▶ [WRITTEN PROBLEM]
Skip the pictures. Repeat everything else in the records word for word.

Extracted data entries
....

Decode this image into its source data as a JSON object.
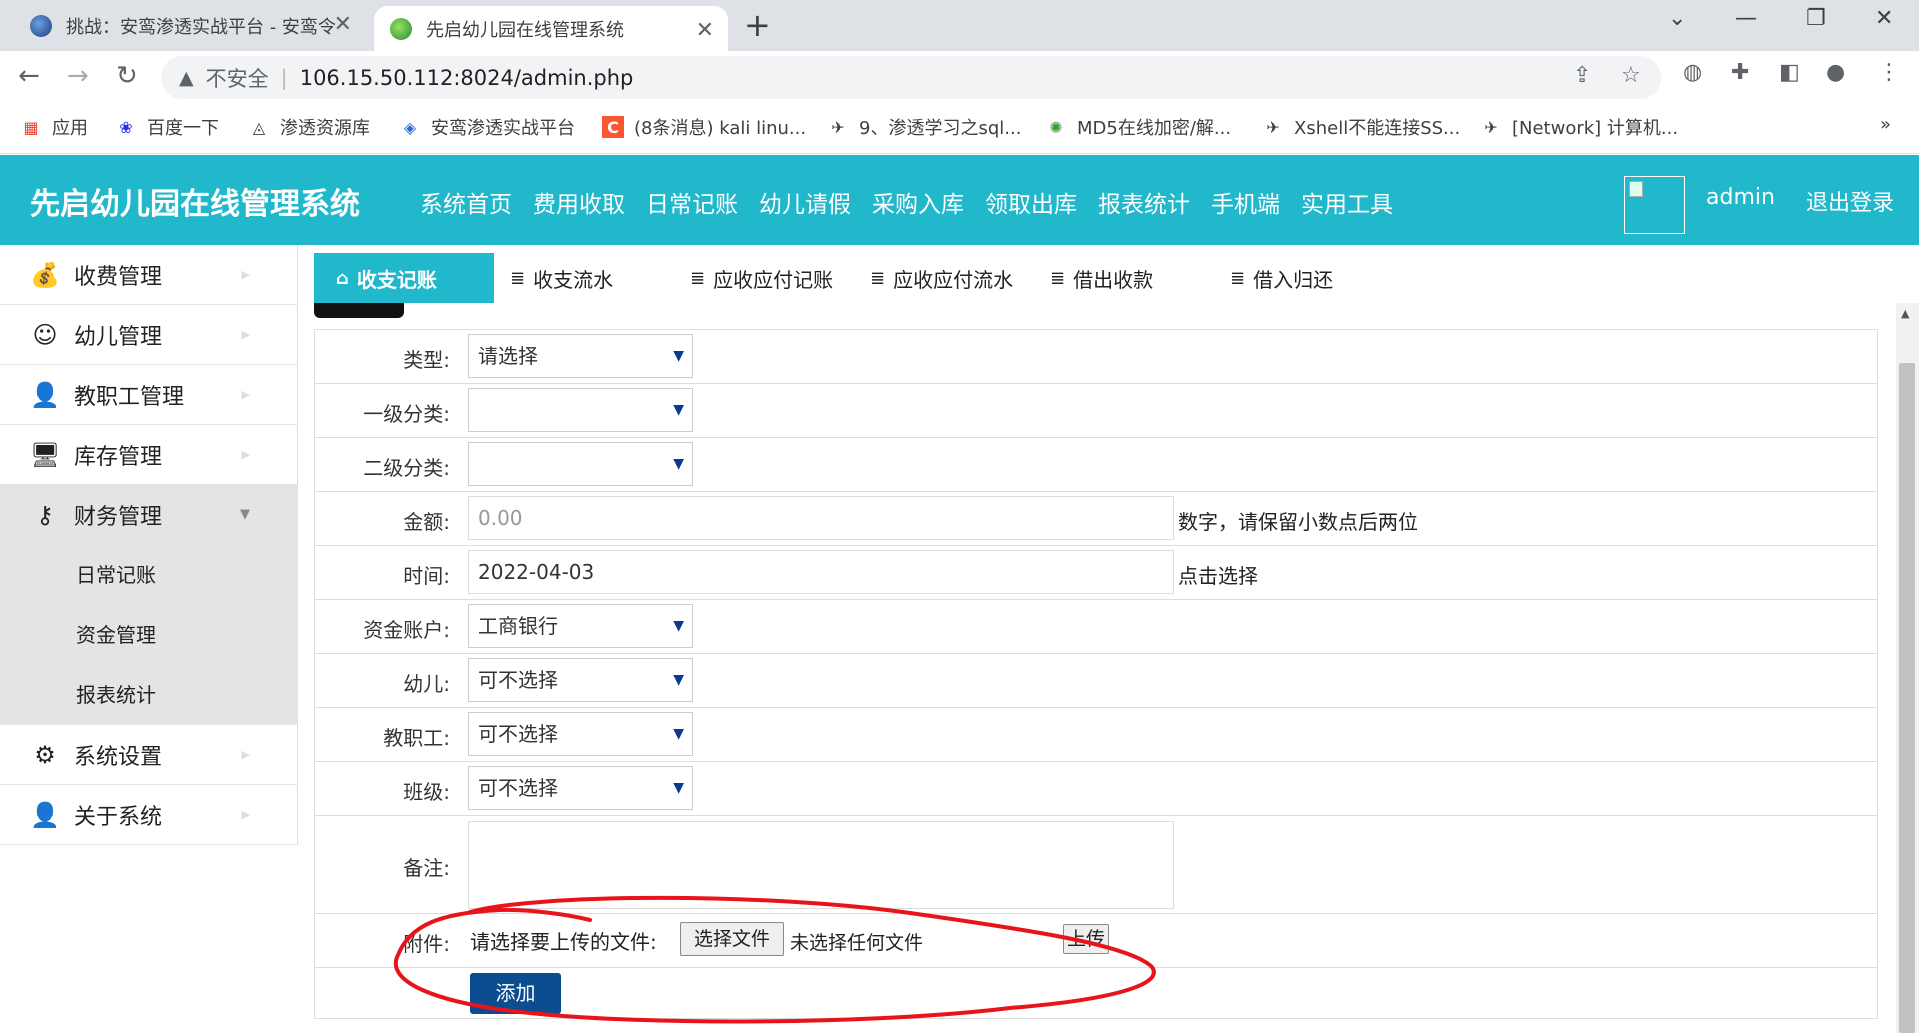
{
  "browser": {
    "tabs": [
      {
        "label": "挑战：安鸾渗透实战平台 - 安鸾令",
        "close": "✕"
      },
      {
        "label": "先启幼儿园在线管理系统",
        "close": "✕"
      }
    ],
    "new_tab": "+",
    "window_controls": {
      "chevron": "⌄",
      "minimize": "—",
      "restore": "❐",
      "close": "✕"
    },
    "nav": {
      "back": "←",
      "forward": "→",
      "reload": "↻"
    },
    "address": {
      "warning_icon": "▲",
      "insecure_label": "不安全",
      "divider": "|",
      "url": "106.15.50.112:8024/admin.php"
    },
    "bookmarks": [
      {
        "label": "应用"
      },
      {
        "label": "百度一下"
      },
      {
        "label": "渗透资源库"
      },
      {
        "label": "安鸾渗透实战平台"
      },
      {
        "label": "(8条消息) kali linu..."
      },
      {
        "label": "9、渗透学习之sql..."
      },
      {
        "label": "MD5在线加密/解..."
      },
      {
        "label": "Xshell不能连接SS..."
      },
      {
        "label": "[Network] 计算机..."
      }
    ],
    "more_bookmarks": "»"
  },
  "app": {
    "title": "先启幼儿园在线管理系统",
    "accent_color": "#22b8cc",
    "top_nav": [
      "系统首页",
      "费用收取",
      "日常记账",
      "幼儿请假",
      "采购入库",
      "领取出库",
      "报表统计",
      "手机端",
      "实用工具"
    ],
    "user": "admin",
    "logout": "退出登录"
  },
  "sidebar": {
    "items": [
      {
        "label": "收费管理",
        "icon": "money-bag-icon",
        "glyph": "💰"
      },
      {
        "label": "幼儿管理",
        "icon": "child-icon",
        "glyph": "☺"
      },
      {
        "label": "教职工管理",
        "icon": "staff-icon",
        "glyph": "👤"
      },
      {
        "label": "库存管理",
        "icon": "monitor-icon",
        "glyph": "🖥"
      },
      {
        "label": "财务管理",
        "icon": "key-icon",
        "glyph": "⚷"
      },
      {
        "label": "系统设置",
        "icon": "gear-icon",
        "glyph": "⚙"
      },
      {
        "label": "关于系统",
        "icon": "user-icon",
        "glyph": "👤"
      }
    ],
    "sub_items": [
      "日常记账",
      "资金管理",
      "报表统计"
    ]
  },
  "subtabs": [
    {
      "label": "收支记账",
      "icon": "home-icon",
      "glyph": "⌂"
    },
    {
      "label": "收支流水",
      "icon": "database-icon",
      "glyph": "≣"
    },
    {
      "label": "应收应付记账",
      "icon": "database-icon",
      "glyph": "≣"
    },
    {
      "label": "应收应付流水",
      "icon": "database-icon",
      "glyph": "≣"
    },
    {
      "label": "借出收款",
      "icon": "database-icon",
      "glyph": "≣"
    },
    {
      "label": "借入归还",
      "icon": "database-icon",
      "glyph": "≣"
    }
  ],
  "form": {
    "type_label": "类型:",
    "type_value": "请选择",
    "cat1_label": "一级分类:",
    "cat1_value": "",
    "cat2_label": "二级分类:",
    "cat2_value": "",
    "amount_label": "金额:",
    "amount_placeholder": "0.00",
    "amount_hint": "数字，请保留小数点后两位",
    "time_label": "时间:",
    "time_value": "2022-04-03",
    "time_hint": "点击选择",
    "account_label": "资金账户:",
    "account_value": "工商银行",
    "child_label": "幼儿:",
    "child_value": "可不选择",
    "staff_label": "教职工:",
    "staff_value": "可不选择",
    "class_label": "班级:",
    "class_value": "可不选择",
    "note_label": "备注:",
    "attach_label": "附件:",
    "upload_prompt": "请选择要上传的文件:",
    "choose_file": "选择文件",
    "no_file": "未选择任何文件",
    "upload": "上传",
    "submit": "添加",
    "caret": "▼"
  },
  "annotation_color": "#e8141c"
}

....

▶ [RESULT BELOW]
Decode this image into its source data as a JSON object.
{
  "browser": {
    "tabs": [
      {
        "label": "挑战：安鸾渗透实战平台 - 安鸾令",
        "close": "✕"
      },
      {
        "label": "先启幼儿园在线管理系统",
        "close": "✕"
      }
    ],
    "new_tab": "+",
    "window_controls": {
      "chevron": "⌄",
      "minimize": "—",
      "restore": "❐",
      "close": "✕"
    },
    "nav": {
      "back": "←",
      "forward": "→",
      "reload": "↻"
    },
    "address": {
      "warning_icon": "▲",
      "insecure_label": "不安全",
      "divider": "|",
      "url": "106.15.50.112:8024/admin.php"
    },
    "bookmarks": [
      {
        "label": "应用"
      },
      {
        "label": "百度一下"
      },
      {
        "label": "渗透资源库"
      },
      {
        "label": "安鸾渗透实战平台"
      },
      {
        "label": "(8条消息) kali linu..."
      },
      {
        "label": "9、渗透学习之sql..."
      },
      {
        "label": "MD5在线加密/解..."
      },
      {
        "label": "Xshell不能连接SS..."
      },
      {
        "label": "[Network] 计算机..."
      }
    ],
    "more_bookmarks": "»"
  },
  "app": {
    "title": "先启幼儿园在线管理系统",
    "accent_color": "#22b8cc",
    "top_nav": [
      "系统首页",
      "费用收取",
      "日常记账",
      "幼儿请假",
      "采购入库",
      "领取出库",
      "报表统计",
      "手机端",
      "实用工具"
    ],
    "user": "admin",
    "logout": "退出登录"
  },
  "sidebar": {
    "items": [
      {
        "label": "收费管理",
        "icon": "money-bag-icon",
        "glyph": "💰"
      },
      {
        "label": "幼儿管理",
        "icon": "child-icon",
        "glyph": "☺"
      },
      {
        "label": "教职工管理",
        "icon": "staff-icon",
        "glyph": "👤"
      },
      {
        "label": "库存管理",
        "icon": "monitor-icon",
        "glyph": "🖥"
      },
      {
        "label": "财务管理",
        "icon": "key-icon",
        "glyph": "⚷"
      },
      {
        "label": "系统设置",
        "icon": "gear-icon",
        "glyph": "⚙"
      },
      {
        "label": "关于系统",
        "icon": "user-icon",
        "glyph": "👤"
      }
    ],
    "sub_items": [
      "日常记账",
      "资金管理",
      "报表统计"
    ]
  },
  "subtabs": [
    {
      "label": "收支记账",
      "icon": "home-icon",
      "glyph": "⌂"
    },
    {
      "label": "收支流水",
      "icon": "database-icon",
      "glyph": "≣"
    },
    {
      "label": "应收应付记账",
      "icon": "database-icon",
      "glyph": "≣"
    },
    {
      "label": "应收应付流水",
      "icon": "database-icon",
      "glyph": "≣"
    },
    {
      "label": "借出收款",
      "icon": "database-icon",
      "glyph": "≣"
    },
    {
      "label": "借入归还",
      "icon": "database-icon",
      "glyph": "≣"
    }
  ],
  "form": {
    "type_label": "类型:",
    "type_value": "请选择",
    "cat1_label": "一级分类:",
    "cat1_value": "",
    "cat2_label": "二级分类:",
    "cat2_value": "",
    "amount_label": "金额:",
    "amount_placeholder": "0.00",
    "amount_hint": "数字，请保留小数点后两位",
    "time_label": "时间:",
    "time_value": "2022-04-03",
    "time_hint": "点击选择",
    "account_label": "资金账户:",
    "account_value": "工商银行",
    "child_label": "幼儿:",
    "child_value": "可不选择",
    "staff_label": "教职工:",
    "staff_value": "可不选择",
    "class_label": "班级:",
    "class_value": "可不选择",
    "note_label": "备注:",
    "attach_label": "附件:",
    "upload_prompt": "请选择要上传的文件:",
    "choose_file": "选择文件",
    "no_file": "未选择任何文件",
    "upload": "上传",
    "submit": "添加",
    "caret": "▼"
  },
  "annotation_color": "#e8141c"
}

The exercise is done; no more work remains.